:: CHALLENGE ::
Below are the records. List every line holding the word "землями".

:: THE RECORDS ::
......

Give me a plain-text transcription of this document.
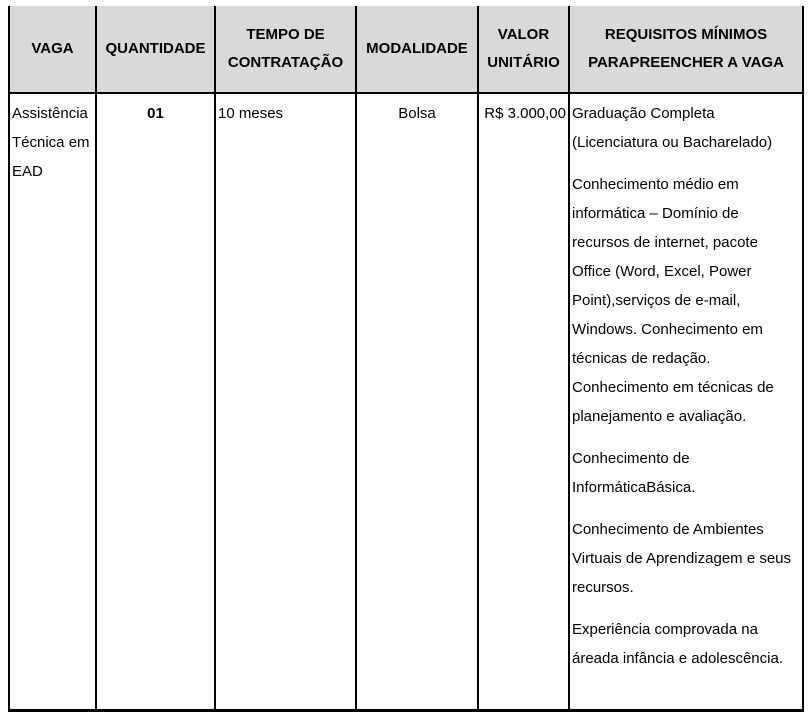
VAGA	QUANTIDADE	TEMPO DE CONTRATAÇÃO	MODALIDADE	VALOR UNITÁRIO	REQUISITOS MÍNIMOS PARAPREENCHER A VAGA
Assistência Técnica em EAD	01	10 meses	Bolsa	R$ 3.000,00	Graduação Completa (Licenciatura ou Bacharelado)

Conhecimento médio em informática – Domínio de recursos de internet, pacote Office (Word, Excel, Power Point),serviços de e-mail, Windows. Conhecimento em técnicas de redação. Conhecimento em técnicas de planejamento e avaliação.

Conhecimento de InformáticaBásica.

Conhecimento de Ambientes Virtuais de Aprendizagem e seus recursos.

Experiência comprovada na áreada infância e adolescência.
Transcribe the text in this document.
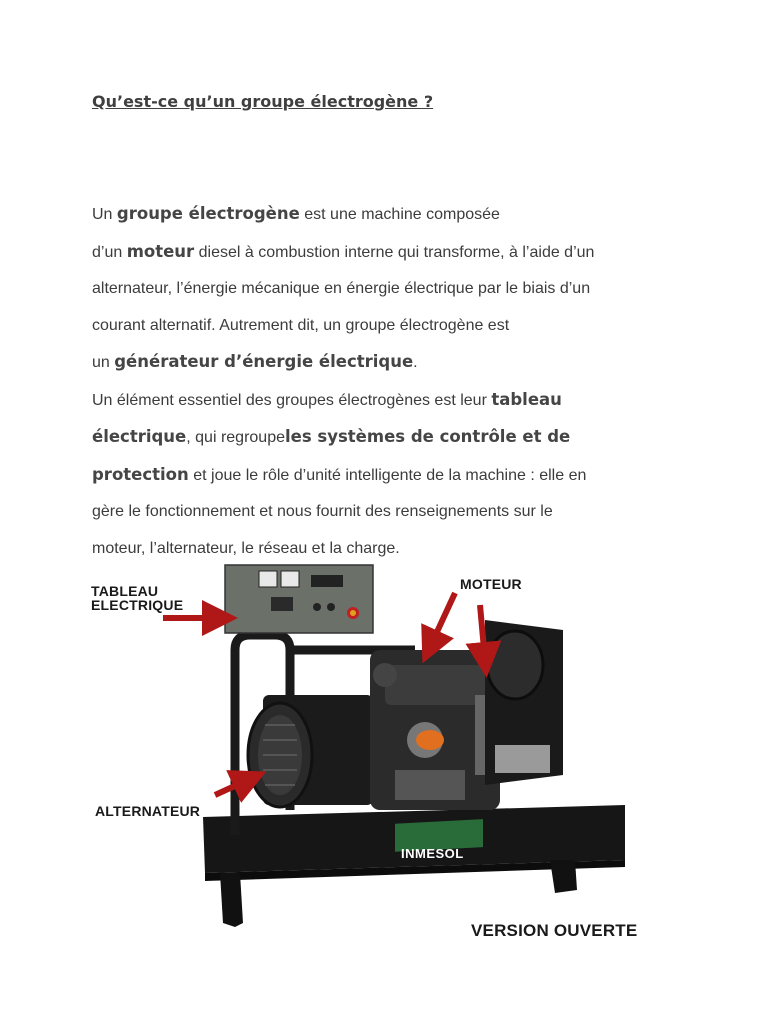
Qu’est-ce qu’un groupe électrogène ?

Un groupe électrogène est une machine composée
d’un moteur diesel à combustion interne qui transforme, à l’aide d’un
alternateur, l’énergie mécanique en énergie électrique par le biais d’un
courant alternatif. Autrement dit, un groupe électrogène est
un générateur d’énergie électrique.
Un élément essentiel des groupes électrogènes est leur tableau
électrique, qui regroupeles systèmes de contrôle et de
protection et joue le rôle d’unité intelligente de la machine : elle en
gère le fonctionnement et nous fournit des renseignements sur le
moteur, l’alternateur, le réseau et la charge.

TABLEAU
ELECTRIQUE
MOTEUR
ALTERNATEUR
INMESOL
VERSION OUVERTE
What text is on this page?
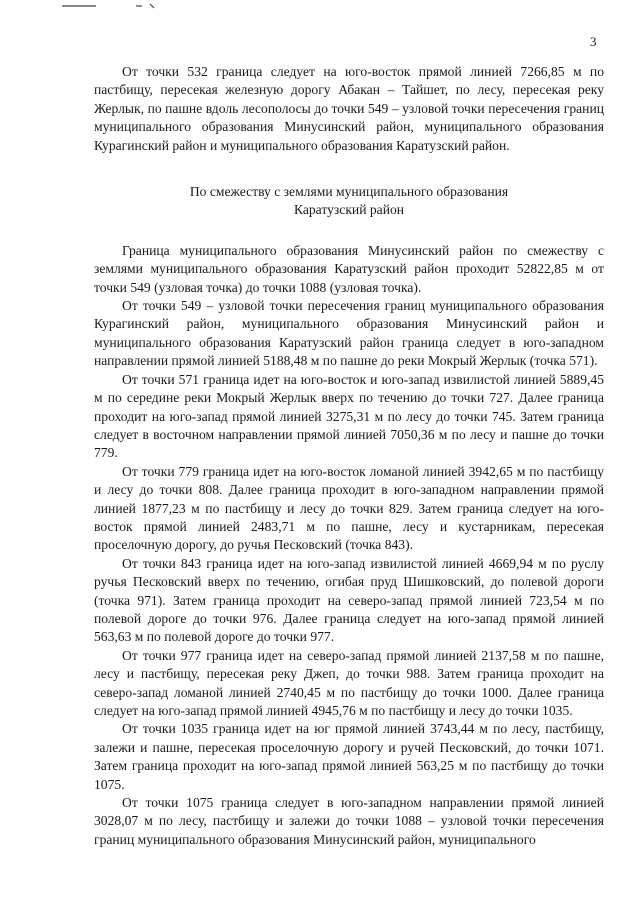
3

От точки 532 граница следует на юго-восток прямой линией 7266,85 м по пастбищу, пересекая железную дорогу Абакан – Тайшет, по лесу, пересекая реку Жерлык, по пашне вдоль лесополосы до точки 549 – узловой точки пересечения границ муниципального образования Минусинский район, муниципального образования Курагинский район и муниципального образования Каратузский район.

По смежеству с землями муниципального образования
Каратузский район

Граница муниципального образования Минусинский район по смежеству с землями муниципального образования Каратузский район проходит 52822,85 м от точки 549 (узловая точка) до точки 1088 (узловая точка).

От точки 549 – узловой точки пересечения границ муниципального образования Курагинский район, муниципального образования Минусинский район и муниципального образования Каратузский район граница следует в юго-западном направлении прямой линией 5188,48 м по пашне до реки Мокрый Жерлык (точка 571).

От точки 571 граница идет на юго-восток и юго-запад извилистой линией 5889,45 м по середине реки Мокрый Жерлык вверх по течению до точки 727. Далее граница проходит на юго-запад прямой линией 3275,31 м по лесу до точки 745. Затем граница следует в восточном направлении прямой линией 7050,36 м по лесу и пашне до точки 779.

От точки 779 граница идет на юго-восток ломаной линией 3942,65 м по пастбищу и лесу до точки 808. Далее граница проходит в юго-западном направлении прямой линией 1877,23 м по пастбищу и лесу до точки 829. Затем граница следует на юго-восток прямой линией 2483,71 м по пашне, лесу и кустарникам, пересекая проселочную дорогу, до ручья Песковский (точка 843).

От точки 843 граница идет на юго-запад извилистой линией 4669,94 м по руслу ручья Песковский вверх по течению, огибая пруд Шишковский, до полевой дороги (точка 971). Затем граница проходит на северо-запад прямой линией 723,54 м по полевой дороге до точки 976. Далее граница следует на юго-запад прямой линией 563,63 м по полевой дороге до точки 977.

От точки 977 граница идет на северо-запад прямой линией 2137,58 м по пашне, лесу и пастбищу, пересекая реку Джеп, до точки 988. Затем граница проходит на северо-запад ломаной линией 2740,45 м по пастбищу до точки 1000. Далее граница следует на юго-запад прямой линией 4945,76 м по пастбищу и лесу до точки 1035.

От точки 1035 граница идет на юг прямой линией 3743,44 м по лесу, пастбищу, залежи и пашне, пересекая проселочную дорогу и ручей Песковский, до точки 1071. Затем граница проходит на юго-запад прямой линией 563,25 м по пастбищу до точки 1075.

От точки 1075 граница следует в юго-западном направлении прямой линией 3028,07 м по лесу, пастбищу и залежи до точки 1088 – узловой точки пересечения границ муниципального образования Минусинский район, муниципального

......

:: ANSWER ::
По смежеству с землями муниципального образования
Граница муниципального образования Минусинский район по смежеству с землями муниципального образования Каратузский район проходит 52822,85 м от точки 549 (узловая точка) до точки 1088 (узловая точка).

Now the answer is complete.